*** Opening of Data extracts ***

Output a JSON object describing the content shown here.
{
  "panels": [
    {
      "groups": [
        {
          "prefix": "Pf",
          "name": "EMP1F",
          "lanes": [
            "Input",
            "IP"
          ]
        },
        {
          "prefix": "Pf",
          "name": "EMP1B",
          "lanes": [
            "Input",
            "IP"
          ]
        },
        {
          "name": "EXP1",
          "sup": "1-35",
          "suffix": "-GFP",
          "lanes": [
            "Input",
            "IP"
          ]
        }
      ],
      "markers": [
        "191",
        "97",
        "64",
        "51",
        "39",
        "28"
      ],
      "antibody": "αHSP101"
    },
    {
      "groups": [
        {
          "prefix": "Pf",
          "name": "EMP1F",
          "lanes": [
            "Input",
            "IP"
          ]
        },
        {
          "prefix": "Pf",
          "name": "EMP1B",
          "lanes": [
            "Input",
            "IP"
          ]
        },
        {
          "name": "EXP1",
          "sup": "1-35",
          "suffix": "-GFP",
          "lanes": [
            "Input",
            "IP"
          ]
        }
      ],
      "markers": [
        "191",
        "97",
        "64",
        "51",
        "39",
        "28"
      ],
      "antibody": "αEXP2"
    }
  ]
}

*** Close of Data extracts ***
*** Opening of Data extracts ***

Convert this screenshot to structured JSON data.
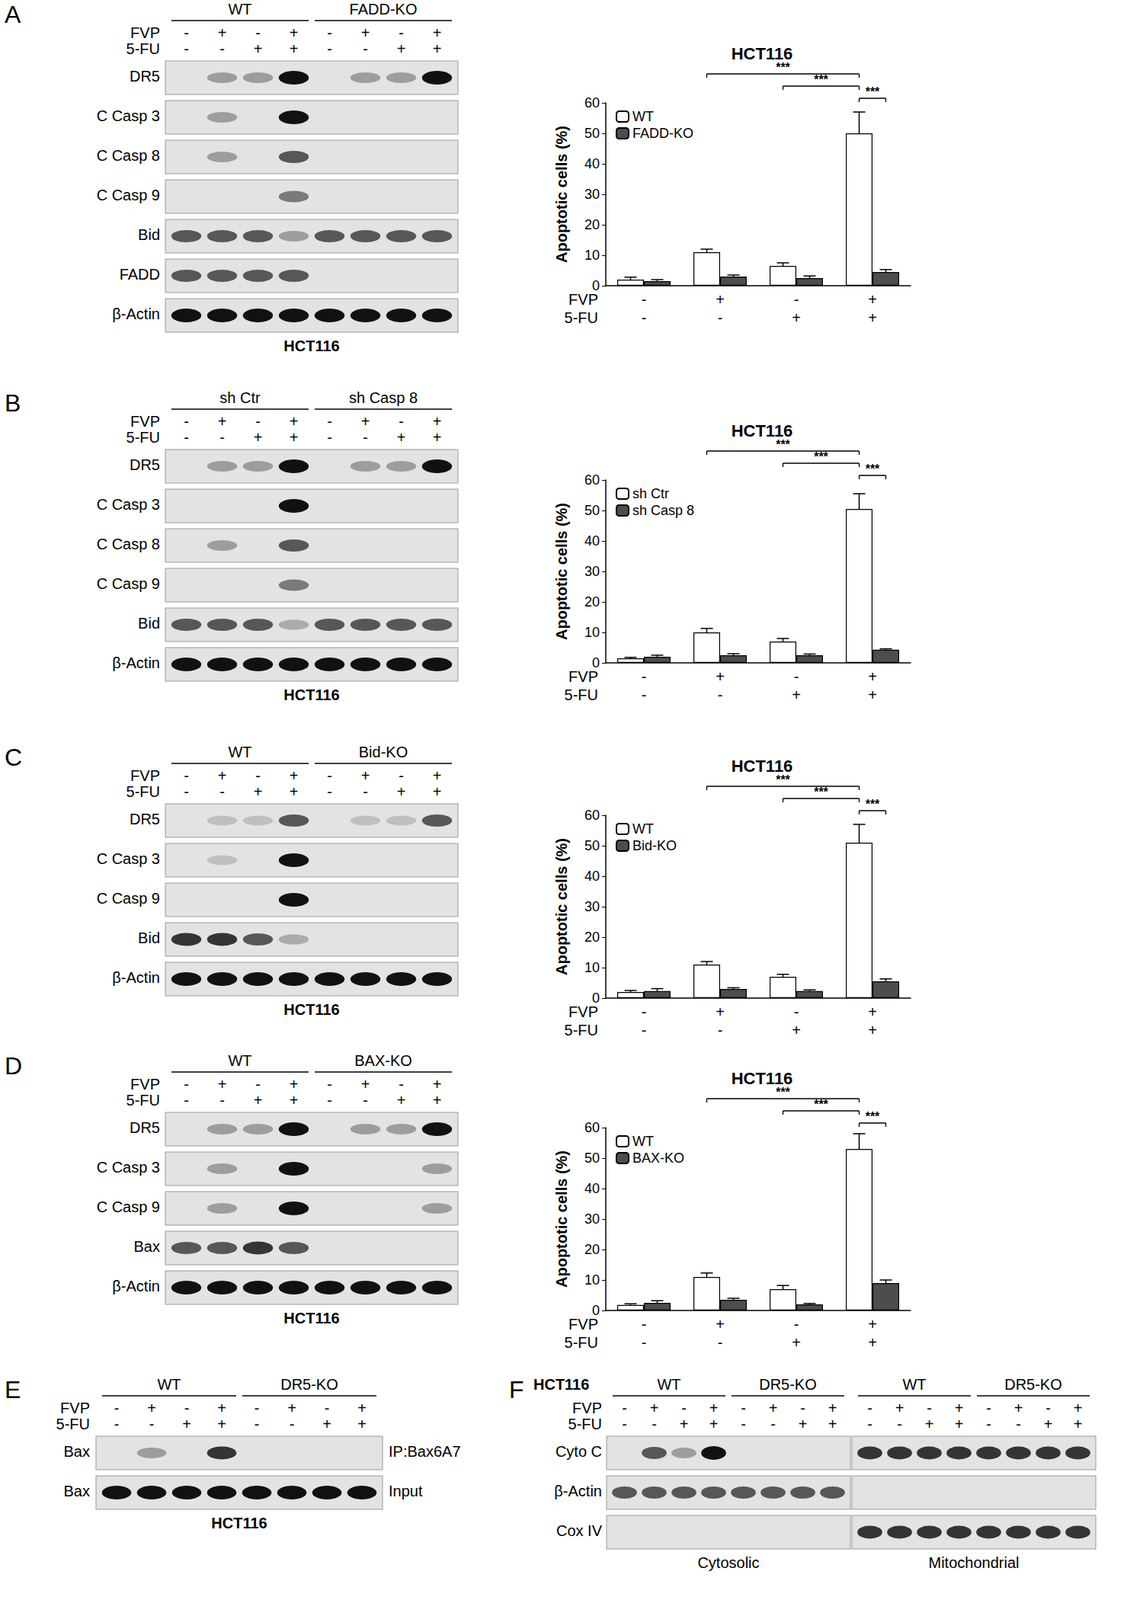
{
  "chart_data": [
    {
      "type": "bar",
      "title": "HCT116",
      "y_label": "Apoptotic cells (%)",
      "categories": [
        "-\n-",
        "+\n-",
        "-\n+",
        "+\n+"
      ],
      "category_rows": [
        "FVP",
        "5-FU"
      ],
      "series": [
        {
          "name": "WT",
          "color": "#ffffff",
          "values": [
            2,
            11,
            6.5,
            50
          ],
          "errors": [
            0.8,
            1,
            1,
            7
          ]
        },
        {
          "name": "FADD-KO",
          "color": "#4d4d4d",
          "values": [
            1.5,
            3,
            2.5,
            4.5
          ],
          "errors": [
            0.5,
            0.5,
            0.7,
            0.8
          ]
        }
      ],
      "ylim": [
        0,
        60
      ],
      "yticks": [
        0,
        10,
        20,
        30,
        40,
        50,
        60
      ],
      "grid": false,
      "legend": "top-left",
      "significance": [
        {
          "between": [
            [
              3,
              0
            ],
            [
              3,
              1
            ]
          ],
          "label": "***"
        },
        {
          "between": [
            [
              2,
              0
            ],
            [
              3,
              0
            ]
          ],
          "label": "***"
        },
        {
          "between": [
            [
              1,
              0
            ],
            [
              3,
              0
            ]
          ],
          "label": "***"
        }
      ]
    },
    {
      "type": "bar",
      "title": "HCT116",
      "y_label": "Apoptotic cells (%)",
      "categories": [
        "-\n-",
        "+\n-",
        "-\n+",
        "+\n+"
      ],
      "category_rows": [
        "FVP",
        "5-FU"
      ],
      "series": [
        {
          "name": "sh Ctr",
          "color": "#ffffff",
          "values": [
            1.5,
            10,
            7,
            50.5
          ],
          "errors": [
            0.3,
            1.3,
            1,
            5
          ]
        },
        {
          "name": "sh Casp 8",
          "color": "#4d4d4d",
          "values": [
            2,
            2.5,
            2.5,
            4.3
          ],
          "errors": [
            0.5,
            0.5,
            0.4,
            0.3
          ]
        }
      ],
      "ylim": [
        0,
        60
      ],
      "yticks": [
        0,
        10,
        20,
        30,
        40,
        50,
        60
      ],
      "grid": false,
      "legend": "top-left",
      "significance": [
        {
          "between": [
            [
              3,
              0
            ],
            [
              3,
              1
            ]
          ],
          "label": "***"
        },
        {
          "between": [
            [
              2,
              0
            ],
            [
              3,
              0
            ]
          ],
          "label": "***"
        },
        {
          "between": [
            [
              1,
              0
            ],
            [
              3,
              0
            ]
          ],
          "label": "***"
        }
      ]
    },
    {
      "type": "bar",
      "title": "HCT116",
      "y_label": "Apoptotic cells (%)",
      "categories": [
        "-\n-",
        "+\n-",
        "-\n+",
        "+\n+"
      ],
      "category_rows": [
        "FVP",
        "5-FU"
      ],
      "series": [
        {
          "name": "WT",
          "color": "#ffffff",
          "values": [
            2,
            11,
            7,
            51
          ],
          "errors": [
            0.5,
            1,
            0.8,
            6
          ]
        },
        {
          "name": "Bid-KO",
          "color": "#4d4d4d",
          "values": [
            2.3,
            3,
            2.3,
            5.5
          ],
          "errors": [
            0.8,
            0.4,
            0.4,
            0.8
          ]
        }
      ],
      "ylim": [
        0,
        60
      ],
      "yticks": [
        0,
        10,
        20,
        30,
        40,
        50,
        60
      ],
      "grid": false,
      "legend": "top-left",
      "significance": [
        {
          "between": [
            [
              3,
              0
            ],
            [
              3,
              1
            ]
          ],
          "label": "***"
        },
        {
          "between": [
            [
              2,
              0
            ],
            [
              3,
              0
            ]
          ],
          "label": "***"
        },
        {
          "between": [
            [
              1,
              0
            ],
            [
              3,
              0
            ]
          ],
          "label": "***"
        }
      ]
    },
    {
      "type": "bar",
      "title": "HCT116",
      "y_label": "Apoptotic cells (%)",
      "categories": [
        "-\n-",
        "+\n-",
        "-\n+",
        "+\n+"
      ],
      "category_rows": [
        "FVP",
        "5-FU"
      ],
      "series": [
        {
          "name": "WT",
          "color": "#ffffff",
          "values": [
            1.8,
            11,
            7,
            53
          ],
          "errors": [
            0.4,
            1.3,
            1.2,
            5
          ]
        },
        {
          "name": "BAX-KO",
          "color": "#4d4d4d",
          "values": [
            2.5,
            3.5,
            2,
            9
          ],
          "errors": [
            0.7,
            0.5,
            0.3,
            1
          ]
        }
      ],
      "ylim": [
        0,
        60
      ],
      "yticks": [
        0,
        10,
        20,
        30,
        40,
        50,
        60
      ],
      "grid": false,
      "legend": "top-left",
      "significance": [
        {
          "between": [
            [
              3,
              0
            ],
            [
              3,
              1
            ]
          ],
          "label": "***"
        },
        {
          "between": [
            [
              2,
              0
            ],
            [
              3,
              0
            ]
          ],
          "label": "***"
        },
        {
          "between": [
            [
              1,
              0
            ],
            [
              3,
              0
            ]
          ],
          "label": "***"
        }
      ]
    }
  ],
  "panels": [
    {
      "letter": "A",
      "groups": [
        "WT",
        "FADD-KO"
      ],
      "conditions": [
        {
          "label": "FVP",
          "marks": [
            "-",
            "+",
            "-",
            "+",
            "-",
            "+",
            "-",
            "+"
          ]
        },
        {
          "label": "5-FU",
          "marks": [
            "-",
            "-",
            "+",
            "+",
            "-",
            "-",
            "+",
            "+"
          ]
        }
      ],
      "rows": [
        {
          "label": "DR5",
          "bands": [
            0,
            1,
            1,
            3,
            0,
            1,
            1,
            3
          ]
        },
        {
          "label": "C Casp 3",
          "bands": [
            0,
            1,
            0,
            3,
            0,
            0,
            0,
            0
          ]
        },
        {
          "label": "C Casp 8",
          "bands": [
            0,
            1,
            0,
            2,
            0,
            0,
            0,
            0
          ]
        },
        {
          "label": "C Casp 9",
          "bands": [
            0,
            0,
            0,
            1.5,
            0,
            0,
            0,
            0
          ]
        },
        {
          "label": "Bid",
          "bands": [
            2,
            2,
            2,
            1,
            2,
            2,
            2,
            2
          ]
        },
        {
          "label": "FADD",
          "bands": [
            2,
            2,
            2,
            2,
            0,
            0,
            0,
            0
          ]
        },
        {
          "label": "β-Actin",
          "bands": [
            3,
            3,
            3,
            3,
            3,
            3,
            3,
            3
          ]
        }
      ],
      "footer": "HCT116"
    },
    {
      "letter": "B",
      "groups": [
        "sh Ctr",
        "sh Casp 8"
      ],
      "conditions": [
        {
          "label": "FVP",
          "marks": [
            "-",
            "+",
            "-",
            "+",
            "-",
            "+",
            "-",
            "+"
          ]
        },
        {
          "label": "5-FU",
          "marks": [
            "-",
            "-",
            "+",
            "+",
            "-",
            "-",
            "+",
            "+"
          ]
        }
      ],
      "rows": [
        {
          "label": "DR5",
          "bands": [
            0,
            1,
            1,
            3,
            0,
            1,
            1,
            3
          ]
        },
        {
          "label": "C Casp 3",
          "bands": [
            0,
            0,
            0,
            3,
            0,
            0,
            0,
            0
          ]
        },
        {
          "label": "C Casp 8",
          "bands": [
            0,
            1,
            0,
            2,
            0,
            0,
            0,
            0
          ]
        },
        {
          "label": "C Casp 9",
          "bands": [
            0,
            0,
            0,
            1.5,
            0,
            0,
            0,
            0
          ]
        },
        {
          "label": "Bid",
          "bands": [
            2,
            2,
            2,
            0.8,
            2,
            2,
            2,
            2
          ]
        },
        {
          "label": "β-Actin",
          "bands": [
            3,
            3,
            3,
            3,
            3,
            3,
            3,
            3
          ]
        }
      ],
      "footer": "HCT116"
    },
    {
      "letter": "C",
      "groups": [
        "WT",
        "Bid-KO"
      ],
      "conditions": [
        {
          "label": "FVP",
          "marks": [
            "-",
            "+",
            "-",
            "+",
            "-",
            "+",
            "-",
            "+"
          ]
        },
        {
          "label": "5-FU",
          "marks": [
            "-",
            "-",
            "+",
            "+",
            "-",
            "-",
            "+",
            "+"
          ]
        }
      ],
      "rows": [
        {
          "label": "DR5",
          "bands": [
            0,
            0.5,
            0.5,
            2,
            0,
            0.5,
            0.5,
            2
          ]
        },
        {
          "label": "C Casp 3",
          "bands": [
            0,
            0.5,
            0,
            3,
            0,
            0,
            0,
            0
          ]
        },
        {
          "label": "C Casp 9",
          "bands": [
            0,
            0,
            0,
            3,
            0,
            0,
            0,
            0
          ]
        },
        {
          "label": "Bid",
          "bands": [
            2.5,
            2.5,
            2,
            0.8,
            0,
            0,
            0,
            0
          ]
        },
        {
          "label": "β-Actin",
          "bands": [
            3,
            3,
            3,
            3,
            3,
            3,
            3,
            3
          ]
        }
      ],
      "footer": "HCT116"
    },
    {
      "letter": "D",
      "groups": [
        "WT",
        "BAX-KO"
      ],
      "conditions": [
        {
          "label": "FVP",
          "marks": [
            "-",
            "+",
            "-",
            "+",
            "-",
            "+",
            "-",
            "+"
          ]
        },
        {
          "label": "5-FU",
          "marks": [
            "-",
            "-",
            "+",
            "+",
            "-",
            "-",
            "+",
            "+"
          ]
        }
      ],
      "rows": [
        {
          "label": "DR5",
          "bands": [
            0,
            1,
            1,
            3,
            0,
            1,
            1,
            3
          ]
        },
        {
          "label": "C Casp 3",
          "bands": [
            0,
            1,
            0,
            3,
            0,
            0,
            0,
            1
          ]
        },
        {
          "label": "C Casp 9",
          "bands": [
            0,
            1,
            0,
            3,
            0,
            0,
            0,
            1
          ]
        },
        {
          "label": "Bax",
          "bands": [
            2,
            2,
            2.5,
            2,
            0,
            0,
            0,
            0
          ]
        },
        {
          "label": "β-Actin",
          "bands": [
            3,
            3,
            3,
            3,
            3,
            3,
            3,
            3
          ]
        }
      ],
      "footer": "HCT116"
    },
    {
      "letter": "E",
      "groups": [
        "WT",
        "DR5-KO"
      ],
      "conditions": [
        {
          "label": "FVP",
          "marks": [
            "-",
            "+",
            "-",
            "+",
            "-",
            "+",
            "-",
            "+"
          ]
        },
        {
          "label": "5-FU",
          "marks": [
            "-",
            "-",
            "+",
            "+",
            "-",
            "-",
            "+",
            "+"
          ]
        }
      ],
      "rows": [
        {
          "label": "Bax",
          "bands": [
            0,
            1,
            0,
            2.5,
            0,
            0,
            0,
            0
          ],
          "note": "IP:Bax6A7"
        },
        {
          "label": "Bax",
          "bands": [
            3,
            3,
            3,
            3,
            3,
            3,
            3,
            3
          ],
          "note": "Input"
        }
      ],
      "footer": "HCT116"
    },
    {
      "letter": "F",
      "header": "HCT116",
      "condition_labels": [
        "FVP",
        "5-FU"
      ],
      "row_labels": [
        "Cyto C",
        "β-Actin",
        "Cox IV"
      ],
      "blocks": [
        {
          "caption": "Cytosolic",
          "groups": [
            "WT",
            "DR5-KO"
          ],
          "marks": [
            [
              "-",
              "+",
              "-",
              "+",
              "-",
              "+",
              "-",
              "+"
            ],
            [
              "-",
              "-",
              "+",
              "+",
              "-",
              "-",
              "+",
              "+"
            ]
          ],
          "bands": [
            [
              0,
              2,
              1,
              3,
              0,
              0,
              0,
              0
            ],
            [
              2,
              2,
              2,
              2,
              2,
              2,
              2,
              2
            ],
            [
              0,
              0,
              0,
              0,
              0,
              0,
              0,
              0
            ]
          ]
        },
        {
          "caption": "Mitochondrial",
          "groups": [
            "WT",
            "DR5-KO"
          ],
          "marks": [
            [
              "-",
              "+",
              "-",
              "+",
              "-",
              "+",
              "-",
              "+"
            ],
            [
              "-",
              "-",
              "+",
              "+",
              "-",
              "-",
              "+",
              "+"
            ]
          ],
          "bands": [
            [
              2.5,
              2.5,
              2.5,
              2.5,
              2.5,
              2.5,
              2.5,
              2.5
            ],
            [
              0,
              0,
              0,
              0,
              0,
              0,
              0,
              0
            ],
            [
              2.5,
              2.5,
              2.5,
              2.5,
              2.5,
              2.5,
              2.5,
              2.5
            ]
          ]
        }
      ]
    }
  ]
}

*** Close of Data extracts ***

*Work task:* Every line above in which the word "JSON" occurs is to be copied.

*Written solution:*
Output a JSON object describing the content shown here.
Convert this screenshot to structured JSON data.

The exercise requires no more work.